— BEGIN RECORDS FOR THE EXERCISE —

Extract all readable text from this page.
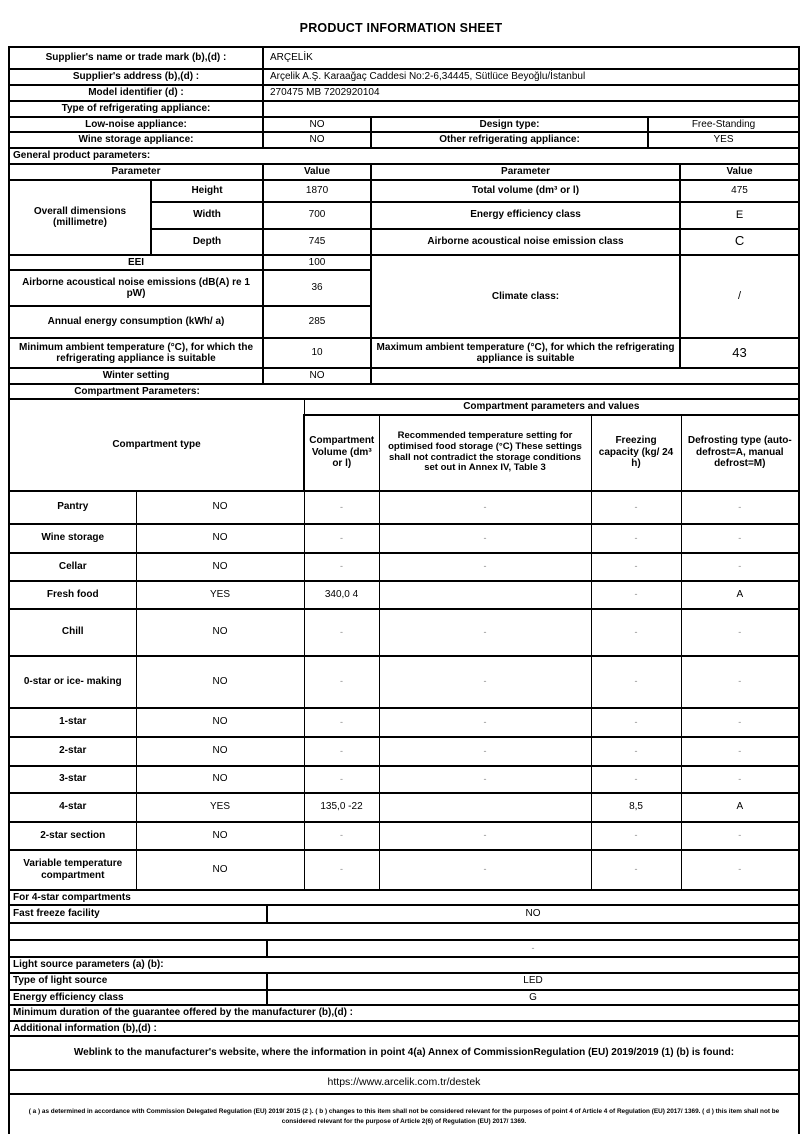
PRODUCT INFORMATION SHEET
Supplier's name or trade mark (b),(d) :	ARÇELİK		
Supplier's address (b),(d) :	Arçelik A.Ş. Karaağaç Caddesi No:2-6,34445, Sütlüce Beyoğlu/İstanbul		
Model identifier (d) :	270475 MB 7202920104		
Type of refrigerating appliance:			
Low-noise appliance:	NO	Design type:	Free-Standing
Wine storage appliance:	NO	Other refrigerating appliance:	YES
General product parameters:			
Parameter		Value	Parameter	Value
Overall dimensions (millimetre)	Height	1870	Total volume (dm³ or l)	475
	Width	700	Energy efficiency class	E
	Depth	745	Airborne acoustical noise emission class	C
EEI		100	Climate class:	/
Airborne acoustical noise emissions (dB(A) re 1 pW)		36		
Annual energy consumption (kWh/ a)		285		
Minimum ambient temperature (°C), for which the refrigerating appliance is suitable		10	Maximum ambient temperature (°C), for which the refrigerating appliance is suitable	43
Winter setting		NO		

Compartment Parameters:				
Compartment type		Compartment parameters and values			
		Compartment Volume (dm³ or l)	Recommended temperature setting for optimised food storage (°C) These settings shall not contradict the storage conditions set out in Annex IV, Table 3	Freezing capacity (kg/ 24 h)	Defrosting type (auto-defrost=A, manual defrost=M)
Pantry	NO	-	-	-	-
Wine storage	NO	-	-	-	-
Cellar	NO	-	-	-	-
Fresh food	YES	340,0 4		-	A
Chill	NO	-	-	-	-
0-star or ice- making	NO	-	-	-	-
1-star	NO	-	-	-	-
2-star	NO	-	-	-	-
3-star	NO	-	-	-	-
4-star	YES	135,0 -22		8,5	A
2-star section	NO	-	-	-	-
Variable temperature compartment	NO	-	-	-	-
For 4-star compartments	
Fast freeze facility	NO

	-
Light source parameters (a) (b):	
Type of light source	LED
Energy efficiency class	G
Minimum duration of the guarantee offered by the manufacturer (b),(d) :	
Additional information (b),(d) :	
Weblink to the manufacturer's website, where the information in point 4(a) Annex of CommissionRegulation (EU) 2019/2019 (1) (b) is found:	
https://www.arcelik.com.tr/destek	
( a ) as determined in accordance with Commission Delegated Regulation (EU) 2019/ 2015 (2 ). ( b ) changes to this item shall not be considered relevant for the purposes of point 4 of Article 4 of Regulation (EU) 2017/ 1369. ( d ) this item shall not be considered relevant for the purpose of Article 2(6) of Regulation (EU) 2017/ 1369.	
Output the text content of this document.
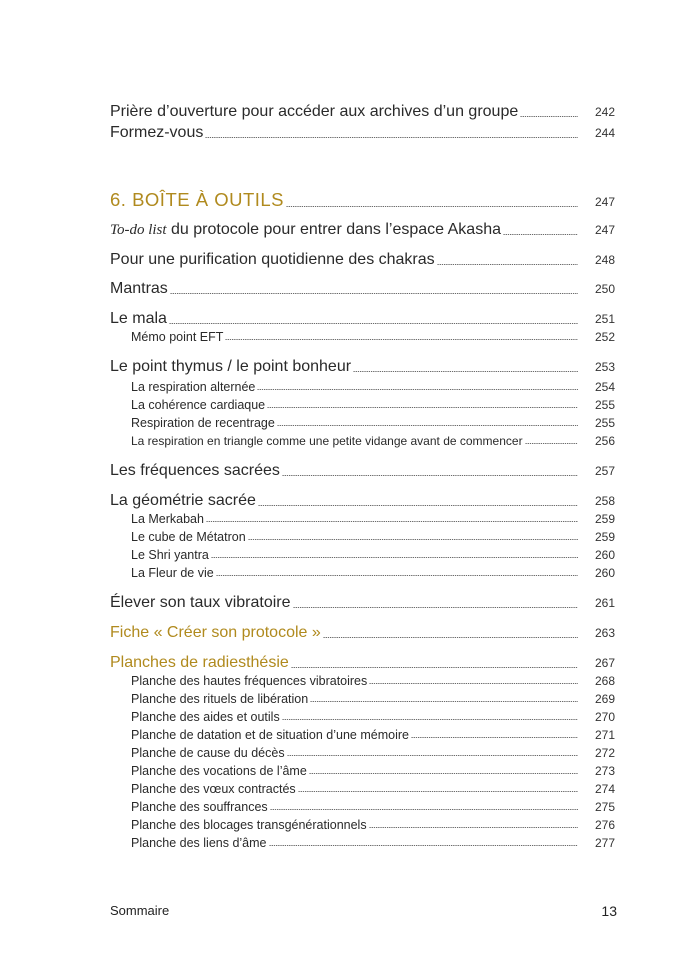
Prière d’ouverture pour accéder aux archives d’un groupe	242
Formez-vous	244
6. BOÎTE À OUTILS	247
To-do list du protocole pour entrer dans l’espace Akasha	247
Pour une purification quotidienne des chakras	248
Mantras	250
Le mala	251
Mémo point EFT	252
Le point thymus / le point bonheur	253
La respiration alternée	254
La cohérence cardiaque	255
Respiration de recentrage	255
La respiration en triangle comme une petite vidange avant de commencer	256
Les fréquences sacrées	257
La géométrie sacrée	258
La Merkabah	259
Le cube de Métatron	259
Le Shri yantra	260
La Fleur de vie	260
Élever son taux vibratoire	261
Fiche « Créer son protocole »	263
Planches de radiesthésie	267
Planche des hautes fréquences vibratoires	268
Planche des rituels de libération	269
Planche des aides et outils	270
Planche de datation et de situation d’une mémoire	271
Planche de cause du décès	272
Planche des vocations de l’âme	273
Planche des vœux contractés	274
Planche des souffrances	275
Planche des blocages transgénérationnels	276
Planche des liens d’âme	277
Sommaire	13
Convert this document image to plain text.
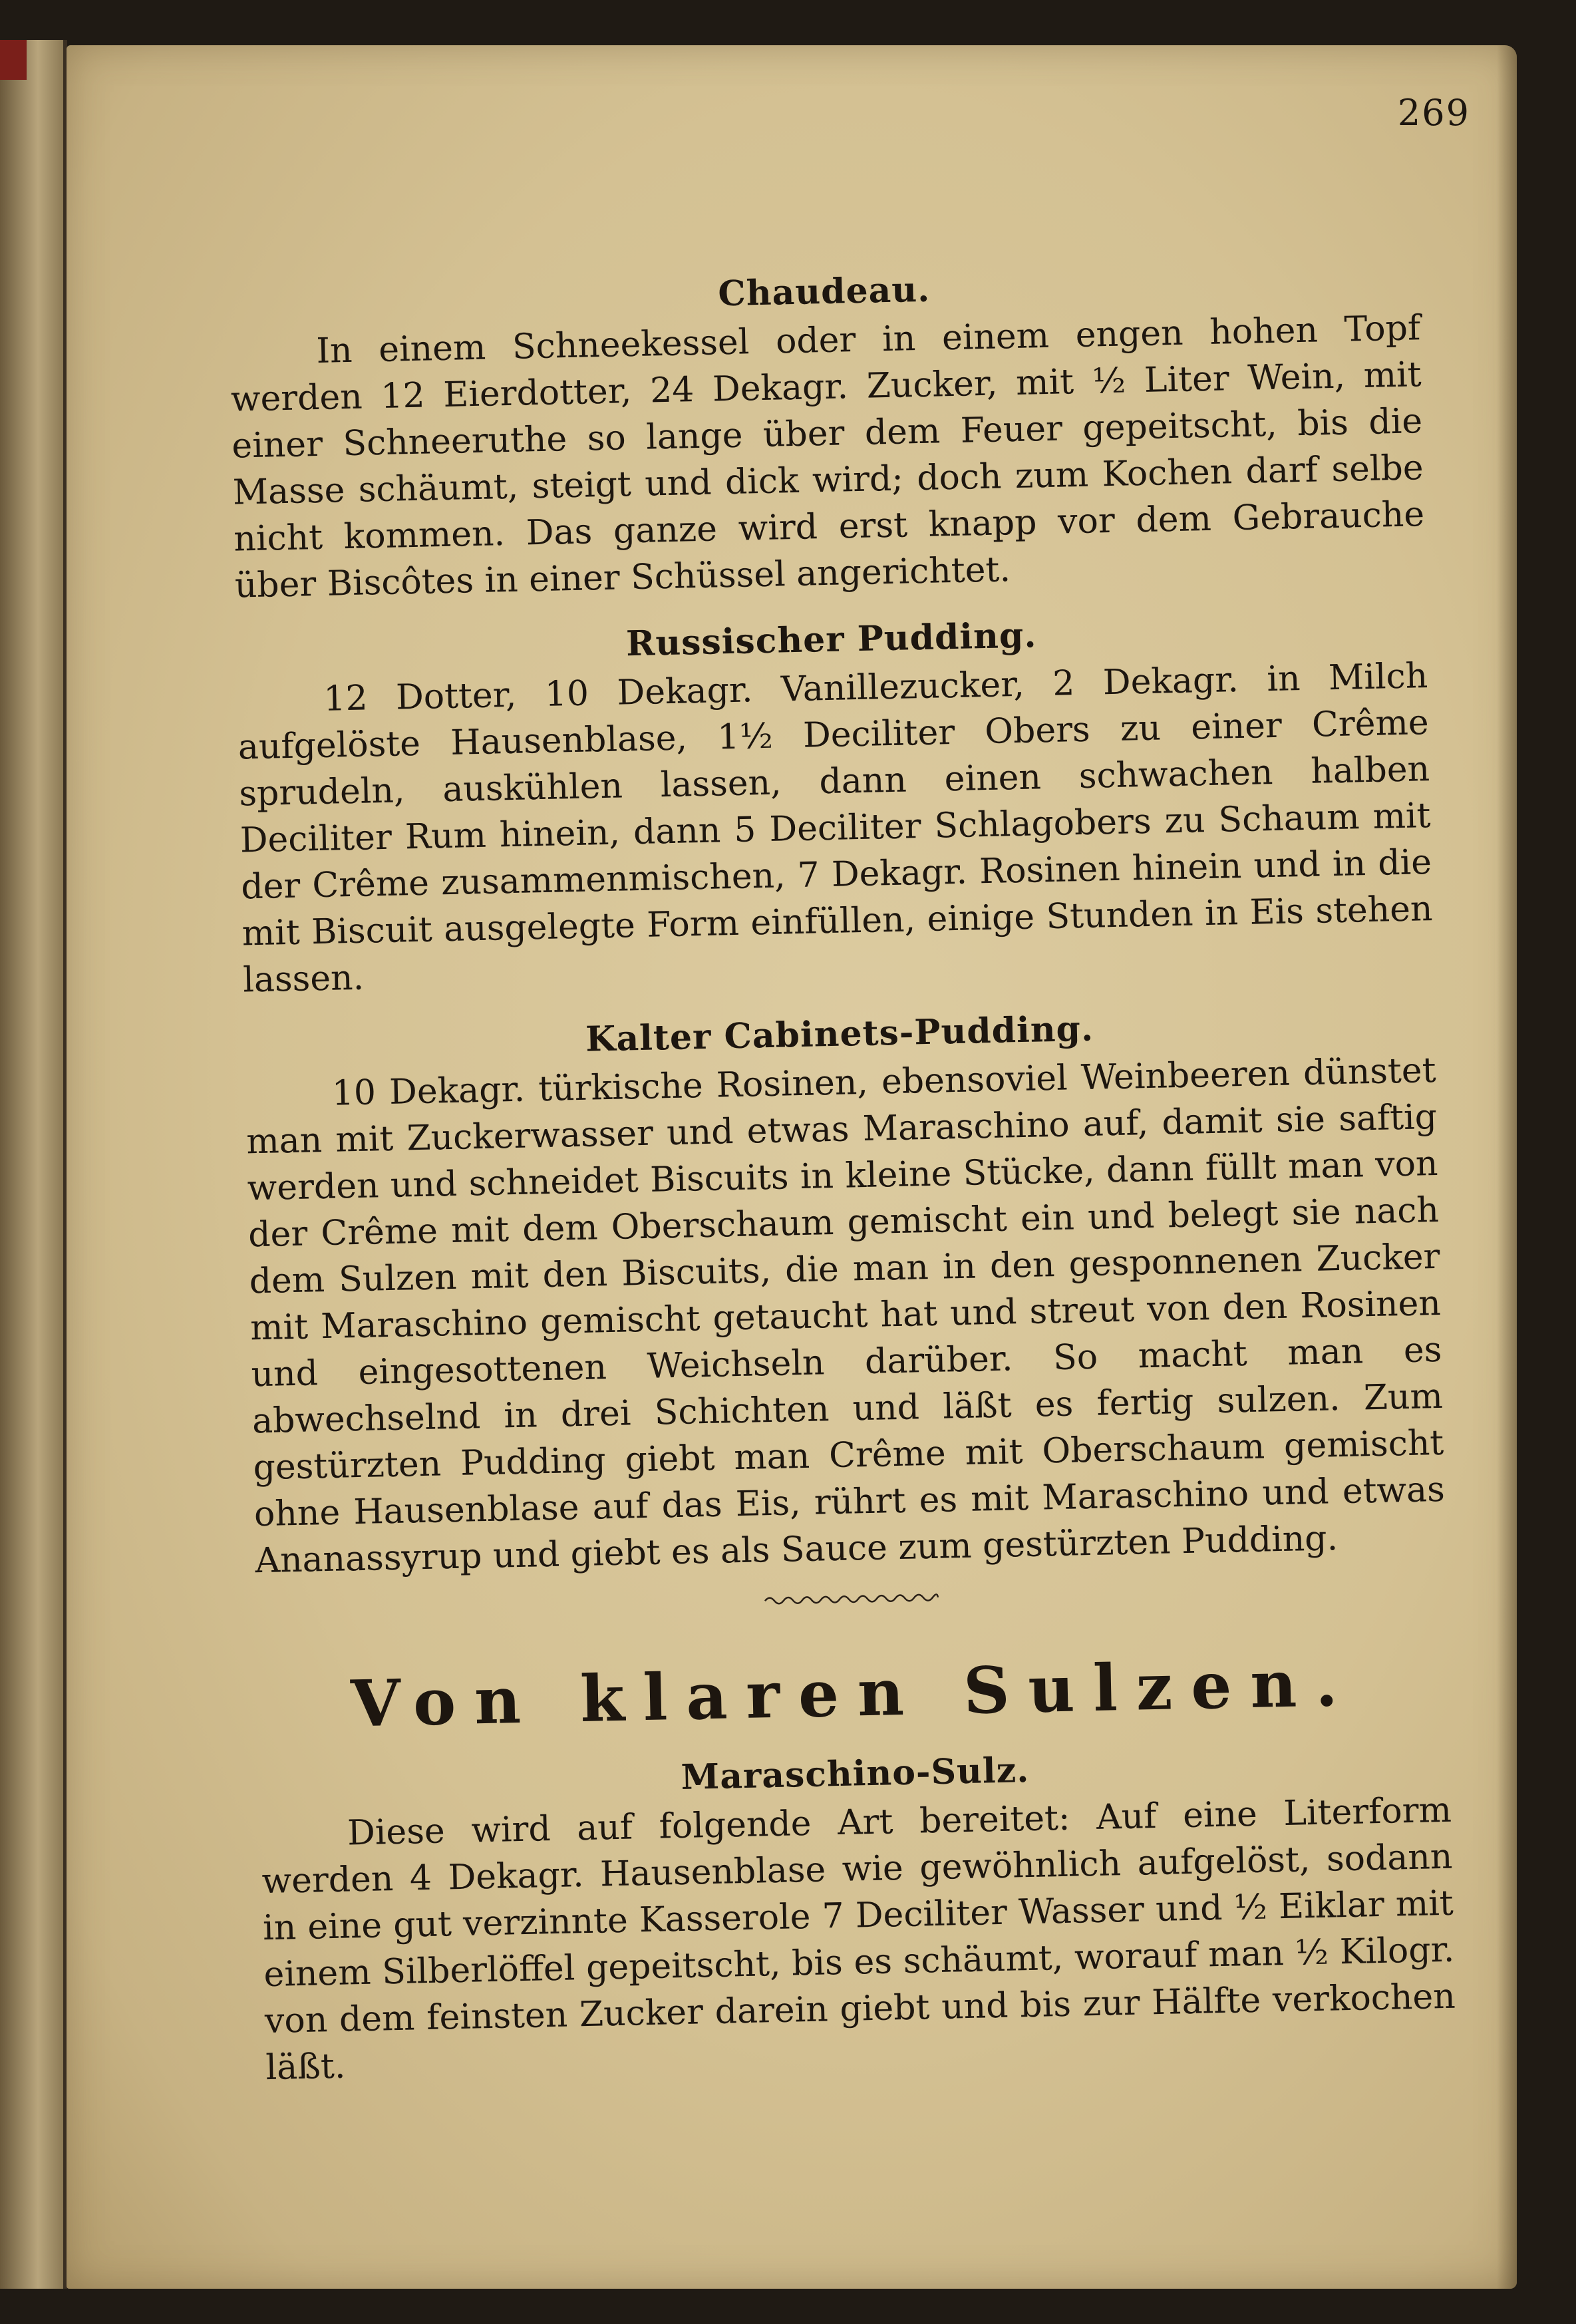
269
Chaudeau.

In einem Schneekessel oder in einem engen hohen Topf werden 12 Eierdotter, 24 Dekagr. Zucker, mit ½ Liter Wein, mit einer Schneeruthe so lange über dem Feuer gepeitscht, bis die Masse schäumt, steigt und dick wird; doch zum Kochen darf selbe nicht kommen. Das ganze wird erst knapp vor dem Gebrauche über Biscôtes in einer Schüssel angerichtet.

Russischer Pudding.

12 Dotter, 10 Dekagr. Vanillezucker, 2 Dekagr. in Milch aufgelöste Hausenblase, 1½ Deciliter Obers zu einer Crême sprudeln, auskühlen lassen, dann einen schwachen halben Deciliter Rum hinein, dann 5 Deciliter Schlagobers zu Schaum mit der Crême zusammenmischen, 7 Dekagr. Rosinen hinein und in die mit Biscuit ausgelegte Form einfüllen, einige Stunden in Eis stehen lassen.

Kalter Cabinets-Pudding.

10 Dekagr. türkische Rosinen, ebensoviel Weinbeeren dünstet man mit Zuckerwasser und etwas Maraschino auf, damit sie saftig werden und schneidet Biscuits in kleine Stücke, dann füllt man von der Crême mit dem Oberschaum gemischt ein und belegt sie nach dem Sulzen mit den Biscuits, die man in den gesponnenen Zucker mit Maraschino gemischt getaucht hat und streut von den Rosinen und eingesottenen Weichseln darüber. So macht man es abwechselnd in drei Schichten und läßt es fertig sulzen. Zum gestürzten Pudding giebt man Crême mit Oberschaum gemischt ohne Hausenblase auf das Eis, rührt es mit Maraschino und etwas Ananassyrup und giebt es als Sauce zum gestürzten Pudding.

Von klaren Sulzen.
Maraschino-Sulz.

Diese wird auf folgende Art bereitet: Auf eine Literform werden 4 Dekagr. Hausenblase wie gewöhnlich aufgelöst, sodann in eine gut verzinnte Kasserole 7 Deciliter Wasser und ½ Eiklar mit einem Silberlöffel gepeitscht, bis es schäumt, worauf man ½ Kilogr. von dem feinsten Zucker darein giebt und bis zur Hälfte verkochen läßt.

— END RECORDS FOR THE EXERCISE —

▸ WORK REQUIRED
Each line above that holds the string "food" should be copied and shown.

▸ EXPECTED OUTPUT
		Compartment Volume (dm³ or l)	Recommended temperature setting for optimised food storage (°C) These settings shall not contradict the storage conditions set out in Annex IV, Table 3	Freezing capacity (kg/ 24 h)	Defrosting type (auto-defrost=A, manual defrost=M)
Fresh food	YES	340,0 4		-	A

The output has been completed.